Requirement: Print the complete set of entries exactly.

Input records:
****

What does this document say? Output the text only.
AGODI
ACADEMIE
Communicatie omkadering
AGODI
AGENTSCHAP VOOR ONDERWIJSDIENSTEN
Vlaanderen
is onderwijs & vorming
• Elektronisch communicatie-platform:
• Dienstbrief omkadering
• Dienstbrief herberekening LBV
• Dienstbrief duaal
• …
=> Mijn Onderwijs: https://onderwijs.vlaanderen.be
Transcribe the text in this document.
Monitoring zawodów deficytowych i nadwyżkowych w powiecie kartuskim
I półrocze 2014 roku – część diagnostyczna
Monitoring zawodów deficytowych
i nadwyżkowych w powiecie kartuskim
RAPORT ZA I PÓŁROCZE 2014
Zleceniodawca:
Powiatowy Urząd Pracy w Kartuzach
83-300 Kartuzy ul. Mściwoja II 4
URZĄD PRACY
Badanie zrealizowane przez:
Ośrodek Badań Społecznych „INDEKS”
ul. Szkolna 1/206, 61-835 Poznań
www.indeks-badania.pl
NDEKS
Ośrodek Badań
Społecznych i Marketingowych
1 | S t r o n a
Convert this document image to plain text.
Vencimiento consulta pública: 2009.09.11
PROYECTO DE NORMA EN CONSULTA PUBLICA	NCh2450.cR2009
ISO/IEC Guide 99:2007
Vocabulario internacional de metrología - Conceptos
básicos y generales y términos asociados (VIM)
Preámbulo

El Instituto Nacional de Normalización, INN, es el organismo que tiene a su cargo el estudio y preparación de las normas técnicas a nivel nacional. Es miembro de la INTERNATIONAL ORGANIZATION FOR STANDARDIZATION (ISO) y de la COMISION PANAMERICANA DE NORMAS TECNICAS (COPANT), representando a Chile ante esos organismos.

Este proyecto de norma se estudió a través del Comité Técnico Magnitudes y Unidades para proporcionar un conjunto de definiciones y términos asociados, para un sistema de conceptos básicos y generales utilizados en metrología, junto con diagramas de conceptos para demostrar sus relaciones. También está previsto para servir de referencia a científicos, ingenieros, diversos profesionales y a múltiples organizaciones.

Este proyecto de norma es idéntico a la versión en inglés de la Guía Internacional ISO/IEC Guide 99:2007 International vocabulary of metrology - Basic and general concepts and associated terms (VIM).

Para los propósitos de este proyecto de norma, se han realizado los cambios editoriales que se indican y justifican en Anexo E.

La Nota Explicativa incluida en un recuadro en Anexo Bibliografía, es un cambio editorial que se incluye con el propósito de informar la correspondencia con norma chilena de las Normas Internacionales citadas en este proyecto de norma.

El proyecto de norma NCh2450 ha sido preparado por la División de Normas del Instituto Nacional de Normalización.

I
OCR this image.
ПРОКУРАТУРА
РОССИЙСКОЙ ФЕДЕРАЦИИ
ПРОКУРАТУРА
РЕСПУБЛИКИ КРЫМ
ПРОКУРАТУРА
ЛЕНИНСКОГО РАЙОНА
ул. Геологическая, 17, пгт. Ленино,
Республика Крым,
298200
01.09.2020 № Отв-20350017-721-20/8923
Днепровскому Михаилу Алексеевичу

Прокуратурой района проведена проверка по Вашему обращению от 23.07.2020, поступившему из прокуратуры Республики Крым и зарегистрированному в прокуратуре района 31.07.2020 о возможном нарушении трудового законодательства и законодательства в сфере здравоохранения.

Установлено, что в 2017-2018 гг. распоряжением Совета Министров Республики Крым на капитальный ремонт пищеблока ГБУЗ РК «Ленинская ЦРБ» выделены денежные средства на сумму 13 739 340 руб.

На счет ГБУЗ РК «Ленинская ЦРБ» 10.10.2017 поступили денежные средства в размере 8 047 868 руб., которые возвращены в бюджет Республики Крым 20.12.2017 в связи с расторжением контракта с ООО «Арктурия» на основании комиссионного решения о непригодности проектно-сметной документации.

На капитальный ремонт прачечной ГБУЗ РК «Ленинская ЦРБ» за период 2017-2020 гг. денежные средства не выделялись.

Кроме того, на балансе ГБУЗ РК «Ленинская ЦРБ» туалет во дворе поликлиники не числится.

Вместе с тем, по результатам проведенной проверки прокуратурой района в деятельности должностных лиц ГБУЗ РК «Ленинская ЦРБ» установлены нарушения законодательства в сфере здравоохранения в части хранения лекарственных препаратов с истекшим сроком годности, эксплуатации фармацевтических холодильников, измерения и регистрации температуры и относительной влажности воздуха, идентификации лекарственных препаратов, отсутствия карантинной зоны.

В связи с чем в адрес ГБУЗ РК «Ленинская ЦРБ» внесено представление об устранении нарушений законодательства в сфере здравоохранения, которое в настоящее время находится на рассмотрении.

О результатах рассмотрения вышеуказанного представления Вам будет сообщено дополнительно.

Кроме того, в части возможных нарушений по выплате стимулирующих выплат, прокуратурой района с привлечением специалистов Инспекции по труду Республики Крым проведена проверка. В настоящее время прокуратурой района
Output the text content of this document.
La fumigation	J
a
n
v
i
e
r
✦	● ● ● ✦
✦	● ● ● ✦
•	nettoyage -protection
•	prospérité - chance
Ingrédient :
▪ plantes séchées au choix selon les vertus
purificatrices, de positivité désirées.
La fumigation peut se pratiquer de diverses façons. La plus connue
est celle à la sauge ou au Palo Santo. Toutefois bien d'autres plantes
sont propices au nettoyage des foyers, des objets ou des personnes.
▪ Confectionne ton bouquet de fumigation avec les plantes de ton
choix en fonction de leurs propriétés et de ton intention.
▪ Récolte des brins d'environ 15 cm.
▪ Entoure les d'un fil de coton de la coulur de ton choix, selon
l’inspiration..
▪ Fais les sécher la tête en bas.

****

Written answer:
What does this document say? Output the text only.
AGODI
ACADEMIE
Communicatie omkadering
AGODI
AGENTSCHAP VOOR ONDERWIJSDIENSTEN
Vlaanderen
is onderwijs & vorming
• Elektronisch communicatie-platform:
• Dienstbrief omkadering
• Dienstbrief herberekening LBV
• Dienstbrief duaal
• …
=> Mijn Onderwijs: https://onderwijs.vlaanderen.be
Transcribe the text in this document.
Monitoring zawodów deficytowych i nadwyżkowych w powiecie kartuskim
I półrocze 2014 roku – część diagnostyczna
Monitoring zawodów deficytowych
i nadwyżkowych w powiecie kartuskim
RAPORT ZA I PÓŁROCZE 2014
Zleceniodawca:
Powiatowy Urząd Pracy w Kartuzach
83-300 Kartuzy ul. Mściwoja II 4
URZĄD PRACY
Badanie zrealizowane przez:
Ośrodek Badań Społecznych „INDEKS”
ul. Szkolna 1/206, 61-835 Poznań
www.indeks-badania.pl
NDEKS
Ośrodek Badań
Społecznych i Marketingowych
1 | S t r o n a
Convert this document image to plain text.
Vencimiento consulta pública: 2009.09.11
PROYECTO DE NORMA EN CONSULTA PUBLICA	NCh2450.cR2009
ISO/IEC Guide 99:2007
Vocabulario internacional de metrología - Conceptos
básicos y generales y términos asociados (VIM)
Preámbulo

El Instituto Nacional de Normalización, INN, es el organismo que tiene a su cargo el estudio y preparación de las normas técnicas a nivel nacional. Es miembro de la INTERNATIONAL ORGANIZATION FOR STANDARDIZATION (ISO) y de la COMISION PANAMERICANA DE NORMAS TECNICAS (COPANT), representando a Chile ante esos organismos.

Este proyecto de norma se estudió a través del Comité Técnico Magnitudes y Unidades para proporcionar un conjunto de definiciones y términos asociados, para un sistema de conceptos básicos y generales utilizados en metrología, junto con diagramas de conceptos para demostrar sus relaciones. También está previsto para servir de referencia a científicos, ingenieros, diversos profesionales y a múltiples organizaciones.

Este proyecto de norma es idéntico a la versión en inglés de la Guía Internacional ISO/IEC Guide 99:2007 International vocabulary of metrology - Basic and general concepts and associated terms (VIM).

Para los propósitos de este proyecto de norma, se han realizado los cambios editoriales que se indican y justifican en Anexo E.

La Nota Explicativa incluida en un recuadro en Anexo Bibliografía, es un cambio editorial que se incluye con el propósito de informar la correspondencia con norma chilena de las Normas Internacionales citadas en este proyecto de norma.

El proyecto de norma NCh2450 ha sido preparado por la División de Normas del Instituto Nacional de Normalización.

I
OCR this image.
ПРОКУРАТУРА
РОССИЙСКОЙ ФЕДЕРАЦИИ
ПРОКУРАТУРА
РЕСПУБЛИКИ КРЫМ
ПРОКУРАТУРА
ЛЕНИНСКОГО РАЙОНА
ул. Геологическая, 17, пгт. Ленино,
Республика Крым,
298200
01.09.2020 № Отв-20350017-721-20/8923
Днепровскому Михаилу Алексеевичу

Прокуратурой района проведена проверка по Вашему обращению от 23.07.2020, поступившему из прокуратуры Республики Крым и зарегистрированному в прокуратуре района 31.07.2020 о возможном нарушении трудового законодательства и законодательства в сфере здравоохранения.

Установлено, что в 2017-2018 гг. распоряжением Совета Министров Республики Крым на капитальный ремонт пищеблока ГБУЗ РК «Ленинская ЦРБ» выделены денежные средства на сумму 13 739 340 руб.

На счет ГБУЗ РК «Ленинская ЦРБ» 10.10.2017 поступили денежные средства в размере 8 047 868 руб., которые возвращены в бюджет Республики Крым 20.12.2017 в связи с расторжением контракта с ООО «Арктурия» на основании комиссионного решения о непригодности проектно-сметной документации.

На капитальный ремонт прачечной ГБУЗ РК «Ленинская ЦРБ» за период 2017-2020 гг. денежные средства не выделялись.

Кроме того, на балансе ГБУЗ РК «Ленинская ЦРБ» туалет во дворе поликлиники не числится.

Вместе с тем, по результатам проведенной проверки прокуратурой района в деятельности должностных лиц ГБУЗ РК «Ленинская ЦРБ» установлены нарушения законодательства в сфере здравоохранения в части хранения лекарственных препаратов с истекшим сроком годности, эксплуатации фармацевтических холодильников, измерения и регистрации температуры и относительной влажности воздуха, идентификации лекарственных препаратов, отсутствия карантинной зоны.

В связи с чем в адрес ГБУЗ РК «Ленинская ЦРБ» внесено представление об устранении нарушений законодательства в сфере здравоохранения, которое в настоящее время находится на рассмотрении.

О результатах рассмотрения вышеуказанного представления Вам будет сообщено дополнительно.

Кроме того, в части возможных нарушений по выплате стимулирующих выплат, прокуратурой района с привлечением специалистов Инспекции по труду Республики Крым проведена проверка. В настоящее время прокуратурой района
Output the text content of this document.
La fumigation	J
a
n
v
i
e
r
✦	● ● ● ✦
✦	● ● ● ✦
•	nettoyage -protection
•	prospérité - chance
Ingrédient :
▪ plantes séchées au choix selon les vertus
purificatrices, de positivité désirées.
La fumigation peut se pratiquer de diverses façons. La plus connue
est celle à la sauge ou au Palo Santo. Toutefois bien d'autres plantes
sont propices au nettoyage des foyers, des objets ou des personnes.
▪ Confectionne ton bouquet de fumigation avec les plantes de ton
choix en fonction de leurs propriétés et de ton intention.
▪ Récolte des brins d'environ 15 cm.
▪ Entoure les d'un fil de coton de la coulur de ton choix, selon
l’inspiration..
▪ Fais les sécher la tête en bas.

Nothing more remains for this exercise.